===== Input
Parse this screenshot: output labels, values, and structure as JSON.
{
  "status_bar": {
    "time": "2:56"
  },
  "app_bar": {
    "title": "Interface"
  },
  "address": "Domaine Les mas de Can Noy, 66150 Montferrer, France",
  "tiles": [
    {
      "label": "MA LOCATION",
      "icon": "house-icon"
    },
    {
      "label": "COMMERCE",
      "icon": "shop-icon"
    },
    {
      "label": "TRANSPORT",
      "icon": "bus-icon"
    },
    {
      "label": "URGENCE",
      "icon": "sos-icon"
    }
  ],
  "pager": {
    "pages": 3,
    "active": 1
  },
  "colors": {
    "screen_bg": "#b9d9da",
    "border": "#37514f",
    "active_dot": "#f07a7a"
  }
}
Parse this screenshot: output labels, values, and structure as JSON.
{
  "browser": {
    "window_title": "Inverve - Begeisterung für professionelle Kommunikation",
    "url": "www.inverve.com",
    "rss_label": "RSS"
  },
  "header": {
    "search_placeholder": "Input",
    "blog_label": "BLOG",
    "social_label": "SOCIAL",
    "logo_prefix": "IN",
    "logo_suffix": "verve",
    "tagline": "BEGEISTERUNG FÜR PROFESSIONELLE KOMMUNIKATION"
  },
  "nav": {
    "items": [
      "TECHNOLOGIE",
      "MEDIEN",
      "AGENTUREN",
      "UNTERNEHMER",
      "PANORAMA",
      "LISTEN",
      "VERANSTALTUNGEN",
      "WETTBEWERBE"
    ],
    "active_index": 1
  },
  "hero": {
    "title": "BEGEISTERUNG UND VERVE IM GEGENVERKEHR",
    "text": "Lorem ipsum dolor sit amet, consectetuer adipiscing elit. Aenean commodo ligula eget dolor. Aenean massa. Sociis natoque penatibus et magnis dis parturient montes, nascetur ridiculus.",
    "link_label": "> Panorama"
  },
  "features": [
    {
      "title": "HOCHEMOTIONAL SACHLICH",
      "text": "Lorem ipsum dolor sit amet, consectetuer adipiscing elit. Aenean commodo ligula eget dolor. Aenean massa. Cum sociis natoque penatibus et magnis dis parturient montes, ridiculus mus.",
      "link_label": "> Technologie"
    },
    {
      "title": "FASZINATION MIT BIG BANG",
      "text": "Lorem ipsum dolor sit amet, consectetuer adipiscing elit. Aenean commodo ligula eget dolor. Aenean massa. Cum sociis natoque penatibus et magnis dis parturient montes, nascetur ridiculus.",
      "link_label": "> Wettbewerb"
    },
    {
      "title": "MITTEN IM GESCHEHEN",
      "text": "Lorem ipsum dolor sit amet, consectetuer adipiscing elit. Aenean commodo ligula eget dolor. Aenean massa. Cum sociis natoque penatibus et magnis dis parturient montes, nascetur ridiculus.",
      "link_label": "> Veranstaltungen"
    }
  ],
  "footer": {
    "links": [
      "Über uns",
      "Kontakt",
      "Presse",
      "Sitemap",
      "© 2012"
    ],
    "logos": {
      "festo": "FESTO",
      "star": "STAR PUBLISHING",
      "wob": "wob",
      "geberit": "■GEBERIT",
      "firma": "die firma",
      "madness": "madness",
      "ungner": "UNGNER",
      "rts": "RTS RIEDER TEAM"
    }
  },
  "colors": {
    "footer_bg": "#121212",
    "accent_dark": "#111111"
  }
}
==========
To do. From the data above, gather every line that includes the word "icon".

Exercise output.
      "icon": "house-icon"
      "icon": "shop-icon"
      "icon": "bus-icon"
      "icon": "sos-icon"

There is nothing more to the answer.